Records from a data source:
** BEGIN **

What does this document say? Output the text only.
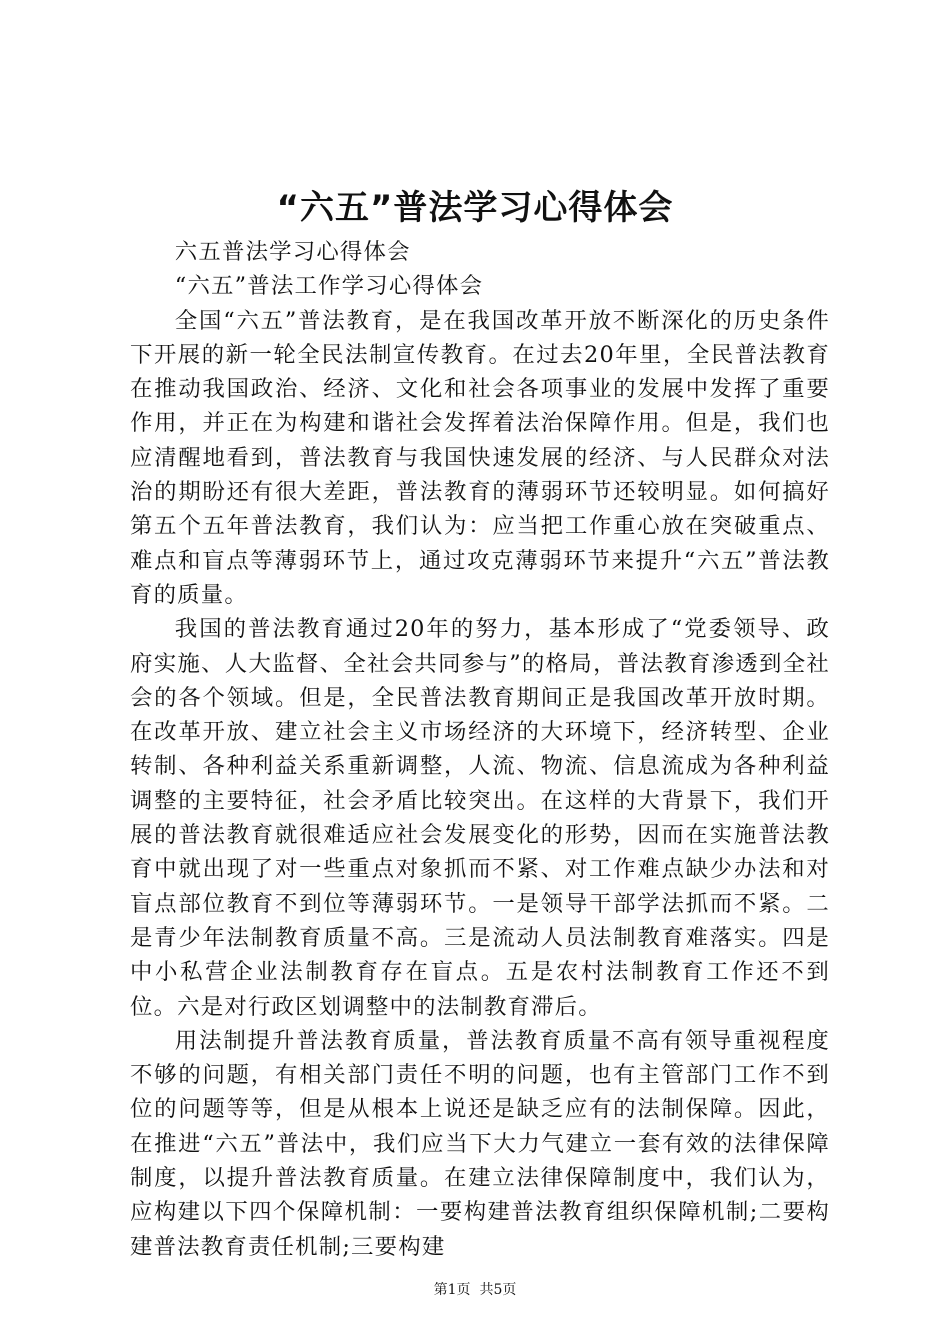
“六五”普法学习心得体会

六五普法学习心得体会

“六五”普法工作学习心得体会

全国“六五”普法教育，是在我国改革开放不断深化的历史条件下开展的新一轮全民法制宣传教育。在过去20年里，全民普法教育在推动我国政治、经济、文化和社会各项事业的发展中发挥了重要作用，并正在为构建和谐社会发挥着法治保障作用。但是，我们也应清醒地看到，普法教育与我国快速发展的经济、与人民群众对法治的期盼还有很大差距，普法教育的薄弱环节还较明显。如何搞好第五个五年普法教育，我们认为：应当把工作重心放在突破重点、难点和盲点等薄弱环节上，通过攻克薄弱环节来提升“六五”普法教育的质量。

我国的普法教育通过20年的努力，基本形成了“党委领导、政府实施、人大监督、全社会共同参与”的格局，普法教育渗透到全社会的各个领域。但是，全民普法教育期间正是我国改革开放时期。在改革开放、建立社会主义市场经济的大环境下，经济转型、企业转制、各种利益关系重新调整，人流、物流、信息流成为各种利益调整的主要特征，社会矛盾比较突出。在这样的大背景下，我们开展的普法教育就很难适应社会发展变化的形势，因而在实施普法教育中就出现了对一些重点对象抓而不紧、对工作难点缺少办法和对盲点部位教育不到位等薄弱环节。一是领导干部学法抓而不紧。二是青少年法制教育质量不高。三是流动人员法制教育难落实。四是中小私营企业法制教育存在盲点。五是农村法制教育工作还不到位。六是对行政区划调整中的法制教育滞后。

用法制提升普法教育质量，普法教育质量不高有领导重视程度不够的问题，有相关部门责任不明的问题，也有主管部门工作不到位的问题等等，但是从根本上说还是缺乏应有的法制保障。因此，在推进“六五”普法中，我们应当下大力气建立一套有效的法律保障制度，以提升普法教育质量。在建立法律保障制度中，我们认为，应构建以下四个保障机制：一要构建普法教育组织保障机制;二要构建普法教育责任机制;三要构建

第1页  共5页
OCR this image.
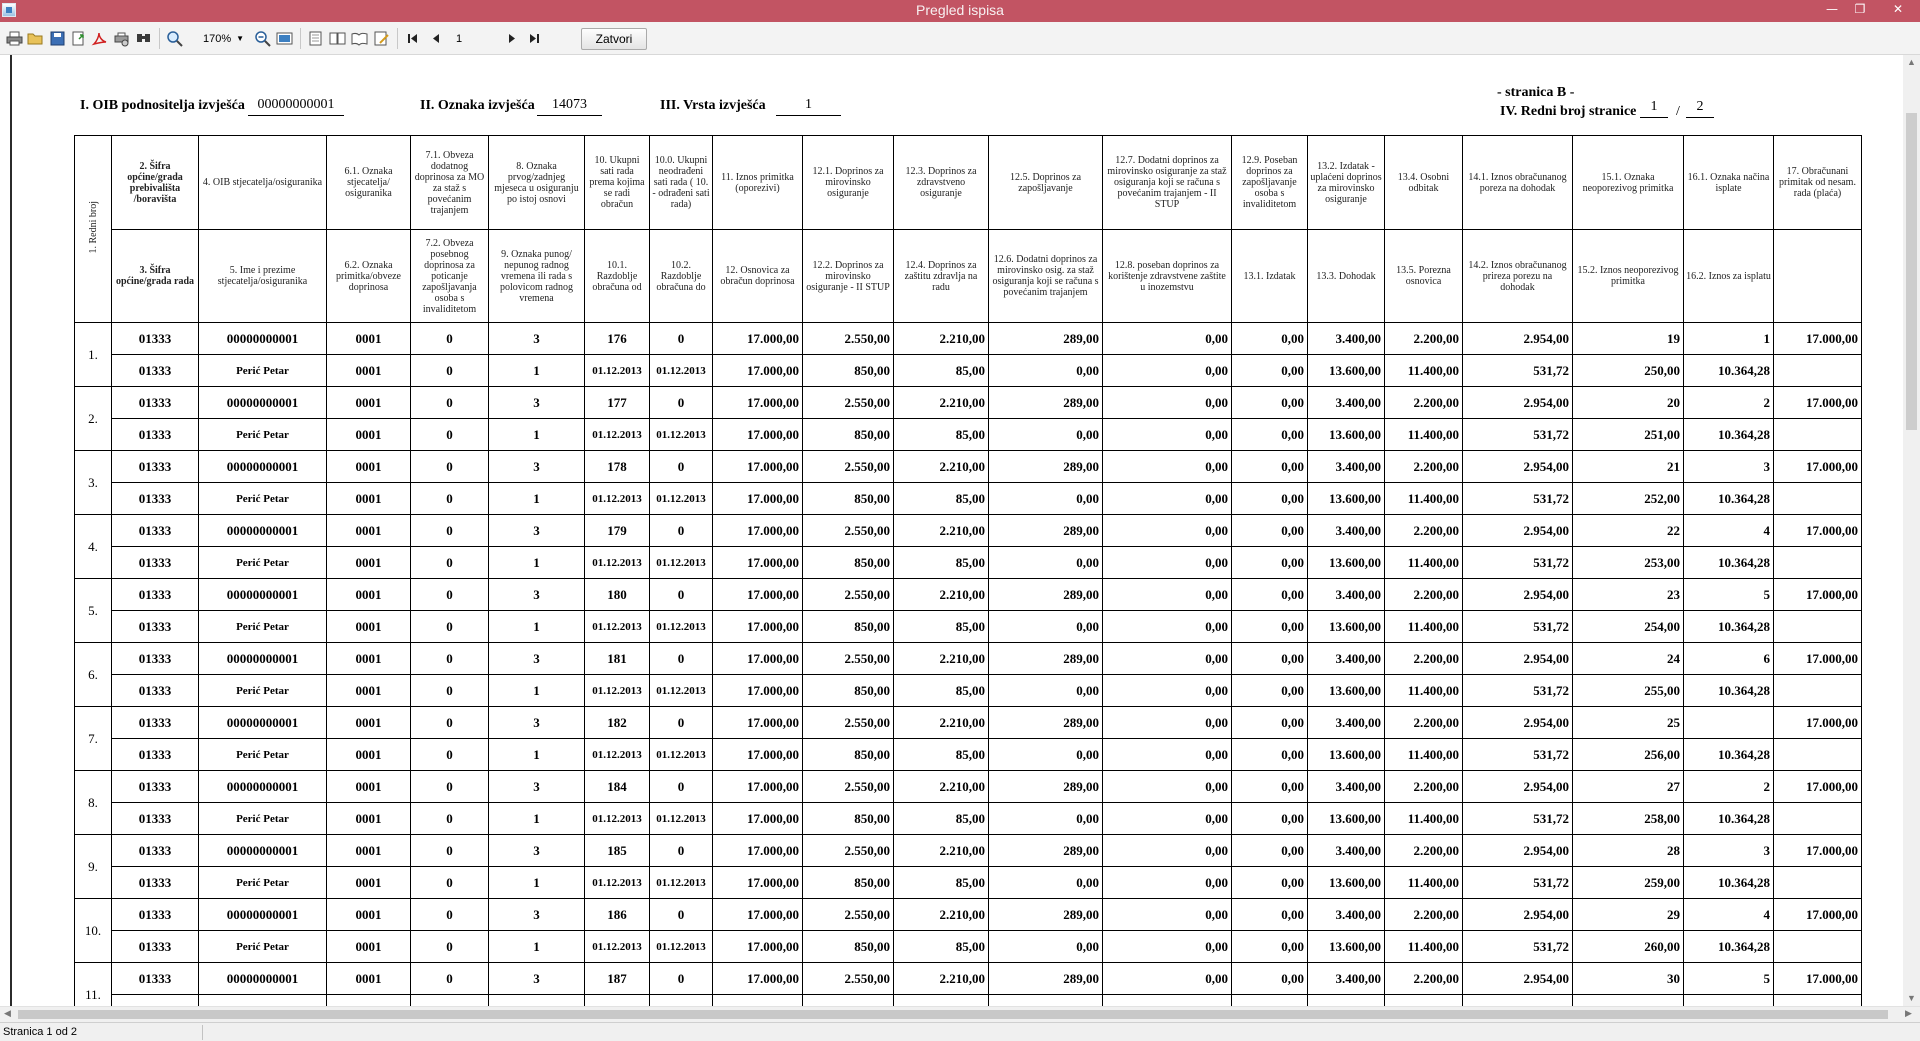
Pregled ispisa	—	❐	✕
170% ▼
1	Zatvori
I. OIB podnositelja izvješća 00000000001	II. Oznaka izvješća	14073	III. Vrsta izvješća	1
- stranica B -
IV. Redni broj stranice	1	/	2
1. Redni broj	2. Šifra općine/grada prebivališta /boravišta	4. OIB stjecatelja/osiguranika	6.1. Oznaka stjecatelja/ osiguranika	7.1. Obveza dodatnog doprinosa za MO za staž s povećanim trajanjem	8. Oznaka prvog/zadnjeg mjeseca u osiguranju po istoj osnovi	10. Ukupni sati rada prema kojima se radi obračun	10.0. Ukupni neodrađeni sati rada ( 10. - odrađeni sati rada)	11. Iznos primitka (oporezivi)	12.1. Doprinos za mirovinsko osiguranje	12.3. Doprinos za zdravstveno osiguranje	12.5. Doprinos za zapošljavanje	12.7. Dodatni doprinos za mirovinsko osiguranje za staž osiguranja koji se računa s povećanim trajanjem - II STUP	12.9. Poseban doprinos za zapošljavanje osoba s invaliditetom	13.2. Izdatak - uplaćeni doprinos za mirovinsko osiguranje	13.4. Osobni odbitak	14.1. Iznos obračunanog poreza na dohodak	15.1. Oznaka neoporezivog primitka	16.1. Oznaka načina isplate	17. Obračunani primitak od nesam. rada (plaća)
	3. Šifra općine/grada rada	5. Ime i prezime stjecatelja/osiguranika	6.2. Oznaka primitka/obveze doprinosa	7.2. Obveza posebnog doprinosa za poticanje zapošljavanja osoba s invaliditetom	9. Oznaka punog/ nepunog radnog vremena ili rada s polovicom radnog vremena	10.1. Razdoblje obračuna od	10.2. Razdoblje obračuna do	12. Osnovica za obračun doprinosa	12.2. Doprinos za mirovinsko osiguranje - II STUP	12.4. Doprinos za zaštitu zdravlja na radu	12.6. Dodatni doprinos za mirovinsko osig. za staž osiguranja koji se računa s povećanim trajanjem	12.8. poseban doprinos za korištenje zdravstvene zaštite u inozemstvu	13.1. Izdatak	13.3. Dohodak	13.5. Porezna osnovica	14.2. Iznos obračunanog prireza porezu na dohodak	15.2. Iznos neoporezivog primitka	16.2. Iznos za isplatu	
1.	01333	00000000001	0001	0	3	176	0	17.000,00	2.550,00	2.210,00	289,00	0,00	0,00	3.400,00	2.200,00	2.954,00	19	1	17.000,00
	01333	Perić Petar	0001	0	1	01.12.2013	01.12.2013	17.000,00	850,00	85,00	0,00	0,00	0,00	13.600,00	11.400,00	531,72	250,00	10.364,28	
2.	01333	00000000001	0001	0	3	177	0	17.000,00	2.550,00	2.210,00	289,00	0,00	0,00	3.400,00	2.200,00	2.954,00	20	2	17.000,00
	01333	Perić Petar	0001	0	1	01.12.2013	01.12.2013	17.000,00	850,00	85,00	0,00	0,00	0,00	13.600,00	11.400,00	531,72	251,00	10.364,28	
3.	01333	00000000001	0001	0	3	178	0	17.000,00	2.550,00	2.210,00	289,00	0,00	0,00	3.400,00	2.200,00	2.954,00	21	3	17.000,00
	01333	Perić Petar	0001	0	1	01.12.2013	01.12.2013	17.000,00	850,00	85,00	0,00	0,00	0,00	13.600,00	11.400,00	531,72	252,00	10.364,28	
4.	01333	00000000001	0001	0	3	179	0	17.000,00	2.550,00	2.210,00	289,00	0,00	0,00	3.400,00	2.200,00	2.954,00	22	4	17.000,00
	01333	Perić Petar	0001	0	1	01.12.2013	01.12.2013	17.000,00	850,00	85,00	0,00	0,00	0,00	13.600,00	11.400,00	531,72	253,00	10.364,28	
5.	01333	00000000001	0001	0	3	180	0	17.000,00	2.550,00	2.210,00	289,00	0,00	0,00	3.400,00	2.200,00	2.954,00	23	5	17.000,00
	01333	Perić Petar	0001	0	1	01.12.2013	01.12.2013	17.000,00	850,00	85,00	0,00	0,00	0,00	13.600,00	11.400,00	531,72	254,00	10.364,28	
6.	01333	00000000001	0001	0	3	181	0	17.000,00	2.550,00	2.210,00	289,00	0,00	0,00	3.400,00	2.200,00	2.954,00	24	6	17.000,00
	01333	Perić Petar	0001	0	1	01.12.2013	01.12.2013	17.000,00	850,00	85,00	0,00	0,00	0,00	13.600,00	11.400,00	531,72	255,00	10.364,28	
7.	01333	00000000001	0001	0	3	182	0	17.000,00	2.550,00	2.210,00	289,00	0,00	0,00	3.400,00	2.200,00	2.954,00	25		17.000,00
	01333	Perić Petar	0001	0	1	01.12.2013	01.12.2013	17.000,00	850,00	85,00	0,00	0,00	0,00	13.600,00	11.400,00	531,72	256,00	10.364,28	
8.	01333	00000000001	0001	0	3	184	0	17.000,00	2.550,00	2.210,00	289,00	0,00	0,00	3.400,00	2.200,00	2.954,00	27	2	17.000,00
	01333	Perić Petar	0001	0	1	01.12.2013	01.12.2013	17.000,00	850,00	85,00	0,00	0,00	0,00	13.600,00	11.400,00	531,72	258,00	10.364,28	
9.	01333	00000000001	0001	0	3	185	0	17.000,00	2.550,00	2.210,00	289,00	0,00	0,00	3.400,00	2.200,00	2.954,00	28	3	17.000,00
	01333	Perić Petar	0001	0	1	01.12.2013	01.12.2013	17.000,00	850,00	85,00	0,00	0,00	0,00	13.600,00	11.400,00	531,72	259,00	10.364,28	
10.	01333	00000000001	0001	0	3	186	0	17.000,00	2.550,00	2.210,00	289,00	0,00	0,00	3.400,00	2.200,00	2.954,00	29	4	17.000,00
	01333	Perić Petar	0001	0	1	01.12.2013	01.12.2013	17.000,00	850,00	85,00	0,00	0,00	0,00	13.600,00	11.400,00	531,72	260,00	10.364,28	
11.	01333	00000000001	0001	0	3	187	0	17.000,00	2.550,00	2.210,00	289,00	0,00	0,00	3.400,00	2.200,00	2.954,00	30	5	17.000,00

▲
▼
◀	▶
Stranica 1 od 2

** END **

The exercise: Pick out the lines above that hold the string "我们认为" and show them.

Final result:
全国“六五”普法教育，是在我国改革开放不断深化的历史条件下开展的新一轮全民法制宣传教育。在过去20年里，全民普法教育在推动我国政治、经济、文化和社会各项事业的发展中发挥了重要作用，并正在为构建和谐社会发挥着法治保障作用。但是，我们也应清醒地看到，普法教育与我国快速发展的经济、与人民群众对法治的期盼还有很大差距，普法教育的薄弱环节还较明显。如何搞好第五个五年普法教育，我们认为：应当把工作重心放在突破重点、难点和盲点等薄弱环节上，通过攻克薄弱环节来提升“六五”普法教育的质量。
用法制提升普法教育质量，普法教育质量不高有领导重视程度不够的问题，有相关部门责任不明的问题，也有主管部门工作不到位的问题等等，但是从根本上说还是缺乏应有的法制保障。因此，在推进“六五”普法中，我们应当下大力气建立一套有效的法律保障制度，以提升普法教育质量。在建立法律保障制度中，我们认为，应构建以下四个保障机制：一要构建普法教育组织保障机制;二要构建普法教育责任机制;三要构建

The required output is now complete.